Stored records:
++++++++

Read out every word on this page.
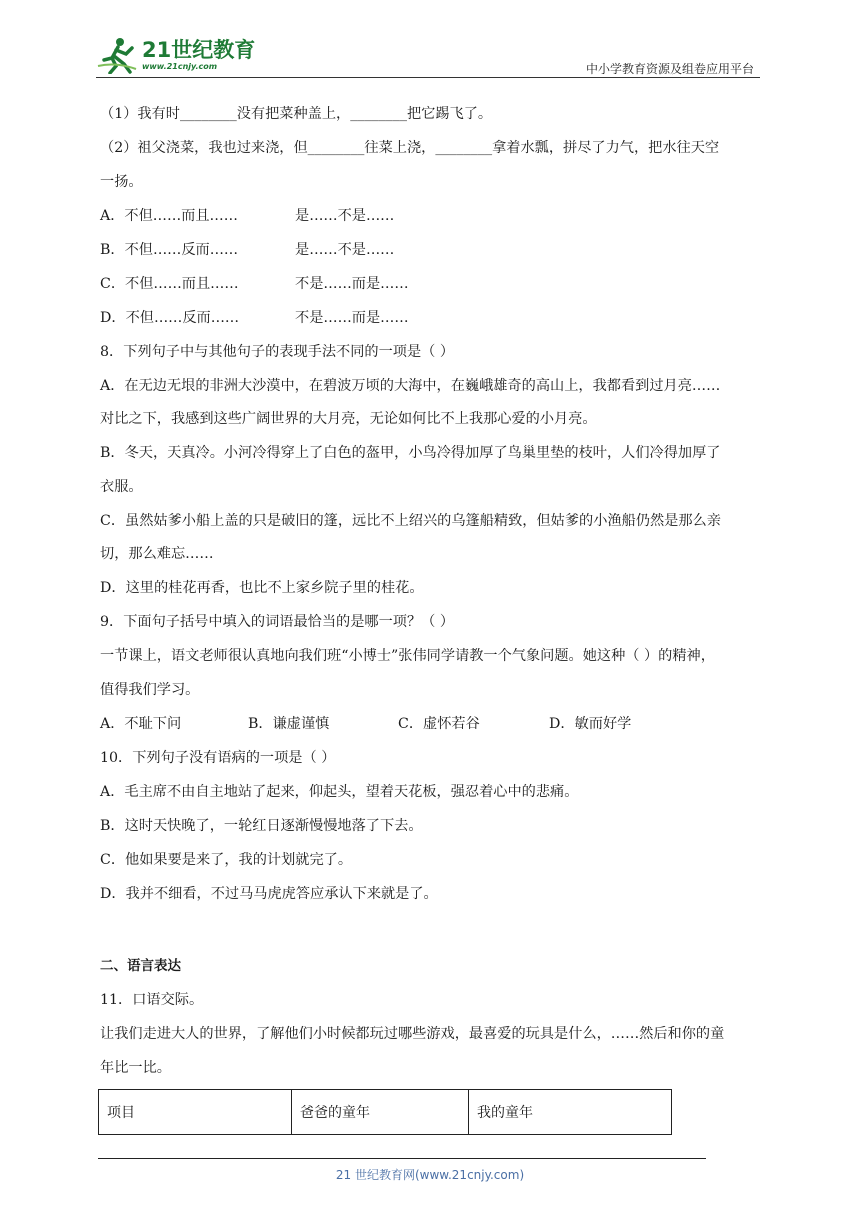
21世纪教育
www.21cnjy.com	中小学教育资源及组卷应用平台
（1）我有时________没有把菜种盖上，________把它踢飞了。
（2）祖父浇菜，我也过来浇，但________往菜上浇，________拿着水瓢，拼尽了力气，把水往天空
一扬。
A．不但……而且……	是……不是……
B．不但……反而……	是……不是……
C．不但……而且……	不是……而是……
D．不但……反而……	不是……而是……
8．下列句子中与其他句子的表现手法不同的一项是（ ）
A．在无边无垠的非洲大沙漠中，在碧波万顷的大海中，在巍峨雄奇的高山上，我都看到过月亮……
对比之下，我感到这些广阔世界的大月亮，无论如何比不上我那心爱的小月亮。
B．冬天，天真冷。小河冷得穿上了白色的盔甲，小鸟冷得加厚了鸟巢里垫的枝叶，人们冷得加厚了
衣服。
C．虽然姑爹小船上盖的只是破旧的篷，远比不上绍兴的乌篷船精致，但姑爹的小渔船仍然是那么亲
切，那么难忘……
D．这里的桂花再香，也比不上家乡院子里的桂花。
9．下面句子括号中填入的词语最恰当的是哪一项？（ ）
一节课上，语文老师很认真地向我们班“小博士”张伟同学请教一个气象问题。她这种（ ）的精神，
值得我们学习。
A．不耻下问	B．谦虚谨慎	C．虚怀若谷	D．敏而好学
10．下列句子没有语病的一项是（ ）
A．毛主席不由自主地站了起来，仰起头，望着天花板，强忍着心中的悲痛。
B．这时天快晚了，一轮红日逐渐慢慢地落了下去。
C．他如果要是来了，我的计划就完了。
D．我并不细看，不过马马虎虎答应承认下来就是了。
二、语言表达
11．口语交际。
让我们走进大人的世界，了解他们小时候都玩过哪些游戏，最喜爱的玩具是什么，……然后和你的童
年比一比。
项目	爸爸的童年	我的童年
21 世纪教育网(www.21cnjy.com)
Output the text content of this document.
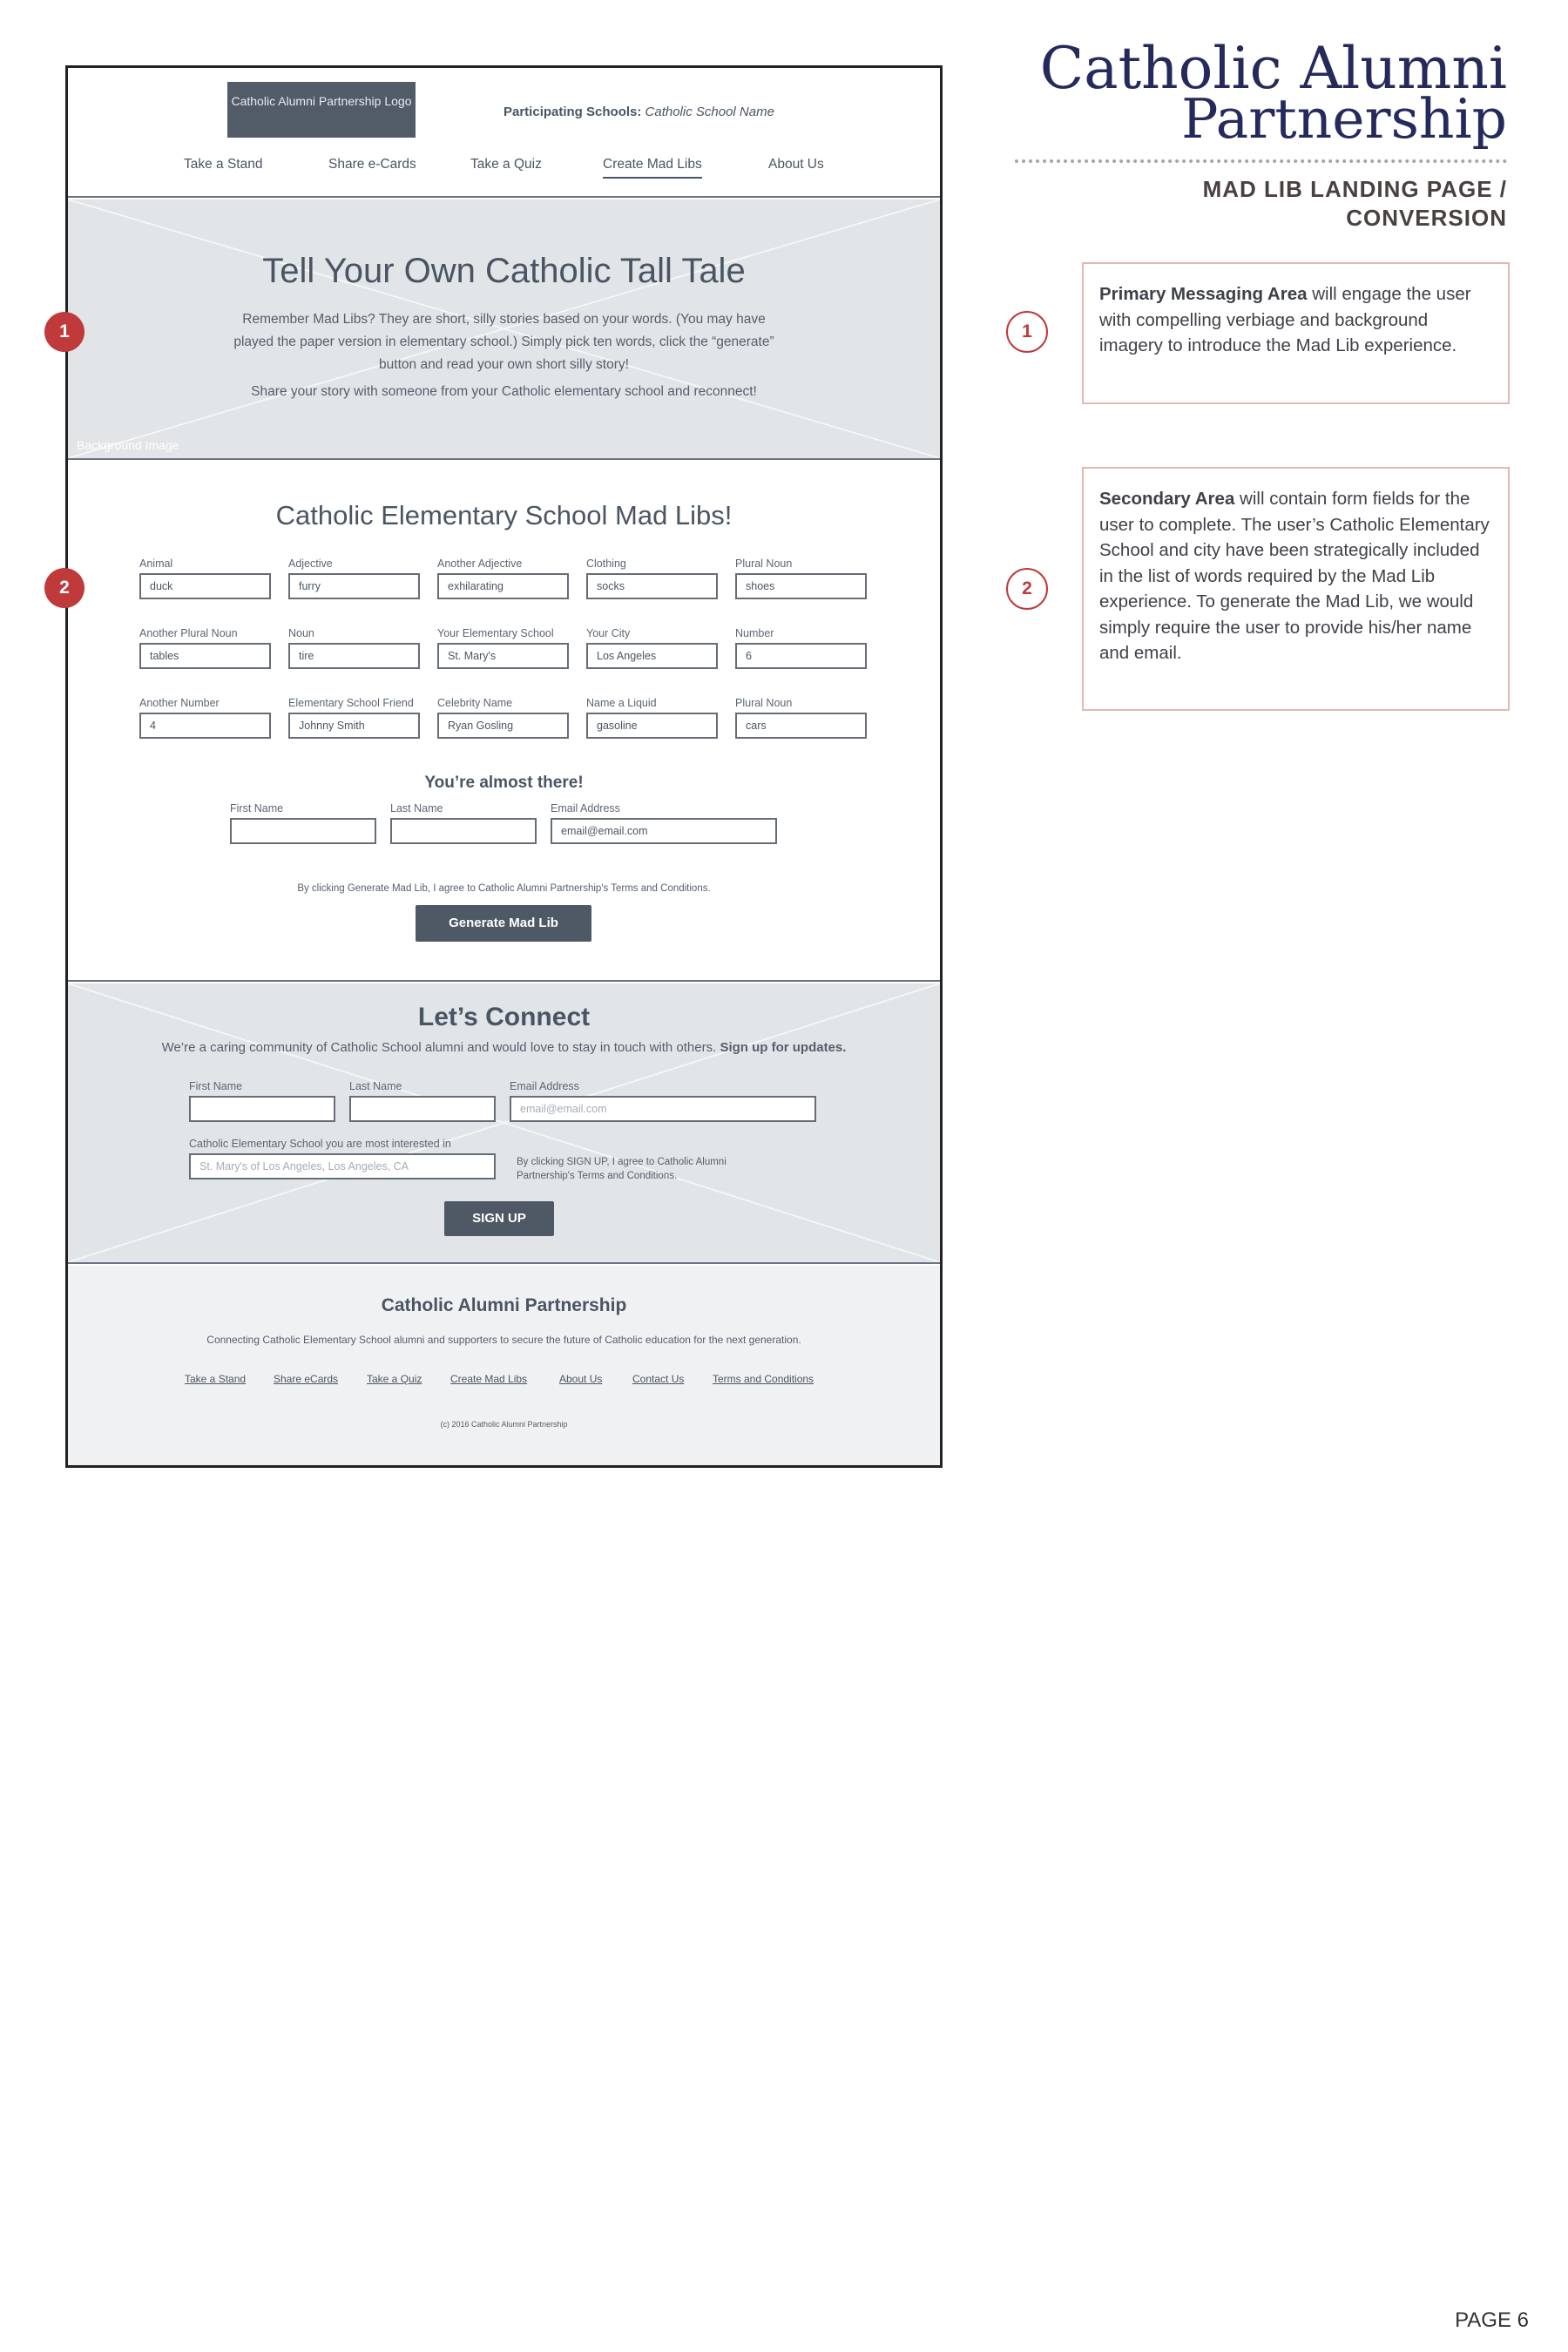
Catholic Alumni Partnership Logo
Participating Schools: Catholic School Name
Take a Stand	Share e-Cards	Take a Quiz	Create Mad Libs	About Us
Tell Your Own Catholic Tall Tale
Remember Mad Libs? They are short, silly stories based on your words. (You may have
played the paper version in elementary school.) Simply pick ten words, click the “generate”
button and read your own short silly story!
Share your story with someone from your Catholic elementary school and reconnect!
Background Image
Catholic Elementary School Mad Libs!
Animal
duck
Adjective
furry
Another Adjective
exhilarating
Clothing
socks
Plural Noun
shoes
Another Plural Noun
tables
Noun
tire
Your Elementary School
St. Mary's
Your City
Los Angeles
Number
6
Another Number
4
Elementary School Friend
Johnny Smith
Celebrity Name
Ryan Gosling
Name a Liquid
gasoline
Plural Noun
cars
You’re almost there!
First Name	Last Name	Email Address
email@email.com
By clicking Generate Mad Lib, I agree to Catholic Alumni Partnership's Terms and Conditions.
Generate Mad Lib
Let’s Connect
We’re a caring community of Catholic School alumni and would love to stay in touch with others. Sign up for updates.
First Name	Last Name	Email Address
email@email.com
Catholic Elementary School you are most interested in
St. Mary's of Los Angeles, Los Angeles, CA	By clicking SIGN UP, I agree to Catholic Alumni
Partnership's Terms and Conditions.
SIGN UP
Catholic Alumni Partnership
Connecting Catholic Elementary School alumni and supporters to secure the future of Catholic education for the next generation.
Take a Stand	Share eCards	Take a Quiz	Create Mad Libs	About Us	Contact Us	Terms and Conditions
(c) 2016 Catholic Alumni Partnership
1
2
Catholic Alumni
Partnership
MAD LIB LANDING PAGE /
CONVERSION
1
Primary Messaging Area will engage the user with compelling verbiage and background imagery to introduce the Mad Lib experience.
2
Secondary Area will contain form fields for the user to complete. The user’s Catholic Elementary School and city have been strategically included in the list of words required by the Mad Lib experience. To generate the Mad Lib, we would simply require the user to provide his/her name and email.
PAGE 6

++++++++

Aim of the task:
Reproduce the records, all of them, word for word; omit the pictures.

Solution to the problem:
Read out every word on this page.
21世纪教育
www.21cnjy.com	中小学教育资源及组卷应用平台
（1）我有时________没有把菜种盖上，________把它踢飞了。
（2）祖父浇菜，我也过来浇，但________往菜上浇，________拿着水瓢，拼尽了力气，把水往天空
一扬。
A．不但……而且……	是……不是……
B．不但……反而……	是……不是……
C．不但……而且……	不是……而是……
D．不但……反而……	不是……而是……
8．下列句子中与其他句子的表现手法不同的一项是（ ）
A．在无边无垠的非洲大沙漠中，在碧波万顷的大海中，在巍峨雄奇的高山上，我都看到过月亮……
对比之下，我感到这些广阔世界的大月亮，无论如何比不上我那心爱的小月亮。
B．冬天，天真冷。小河冷得穿上了白色的盔甲，小鸟冷得加厚了鸟巢里垫的枝叶，人们冷得加厚了
衣服。
C．虽然姑爹小船上盖的只是破旧的篷，远比不上绍兴的乌篷船精致，但姑爹的小渔船仍然是那么亲
切，那么难忘……
D．这里的桂花再香，也比不上家乡院子里的桂花。
9．下面句子括号中填入的词语最恰当的是哪一项？（ ）
一节课上，语文老师很认真地向我们班“小博士”张伟同学请教一个气象问题。她这种（ ）的精神，
值得我们学习。
A．不耻下问	B．谦虚谨慎	C．虚怀若谷	D．敏而好学
10．下列句子没有语病的一项是（ ）
A．毛主席不由自主地站了起来，仰起头，望着天花板，强忍着心中的悲痛。
B．这时天快晚了，一轮红日逐渐慢慢地落了下去。
C．他如果要是来了，我的计划就完了。
D．我并不细看，不过马马虎虎答应承认下来就是了。
二、语言表达
11．口语交际。
让我们走进大人的世界，了解他们小时候都玩过哪些游戏，最喜爱的玩具是什么，……然后和你的童
年比一比。
项目	爸爸的童年	我的童年
21 世纪教育网(www.21cnjy.com)
Output the text content of this document.
Catholic Alumni Partnership Logo
Participating Schools: Catholic School Name
Take a Stand	Share e-Cards	Take a Quiz	Create Mad Libs	About Us
Tell Your Own Catholic Tall Tale
Remember Mad Libs? They are short, silly stories based on your words. (You may have
played the paper version in elementary school.) Simply pick ten words, click the “generate”
button and read your own short silly story!
Share your story with someone from your Catholic elementary school and reconnect!
Background Image
Catholic Elementary School Mad Libs!
Animal
duck
Adjective
furry
Another Adjective
exhilarating
Clothing
socks
Plural Noun
shoes
Another Plural Noun
tables
Noun
tire
Your Elementary School
St. Mary's
Your City
Los Angeles
Number
6
Another Number
4
Elementary School Friend
Johnny Smith
Celebrity Name
Ryan Gosling
Name a Liquid
gasoline
Plural Noun
cars
You’re almost there!
First Name	Last Name	Email Address
email@email.com
By clicking Generate Mad Lib, I agree to Catholic Alumni Partnership's Terms and Conditions.
Generate Mad Lib
Let’s Connect
We’re a caring community of Catholic School alumni and would love to stay in touch with others. Sign up for updates.
First Name	Last Name	Email Address
email@email.com
Catholic Elementary School you are most interested in
St. Mary's of Los Angeles, Los Angeles, CA	By clicking SIGN UP, I agree to Catholic Alumni
Partnership's Terms and Conditions.
SIGN UP
Catholic Alumni Partnership
Connecting Catholic Elementary School alumni and supporters to secure the future of Catholic education for the next generation.
Take a Stand	Share eCards	Take a Quiz	Create Mad Libs	About Us	Contact Us	Terms and Conditions
(c) 2016 Catholic Alumni Partnership
1
2
Catholic Alumni
Partnership
MAD LIB LANDING PAGE /
CONVERSION
1
Primary Messaging Area will engage the user with compelling verbiage and background imagery to introduce the Mad Lib experience.
2
Secondary Area will contain form fields for the user to complete. The user’s Catholic Elementary School and city have been strategically included in the list of words required by the Mad Lib experience. To generate the Mad Lib, we would simply require the user to provide his/her name and email.
PAGE 6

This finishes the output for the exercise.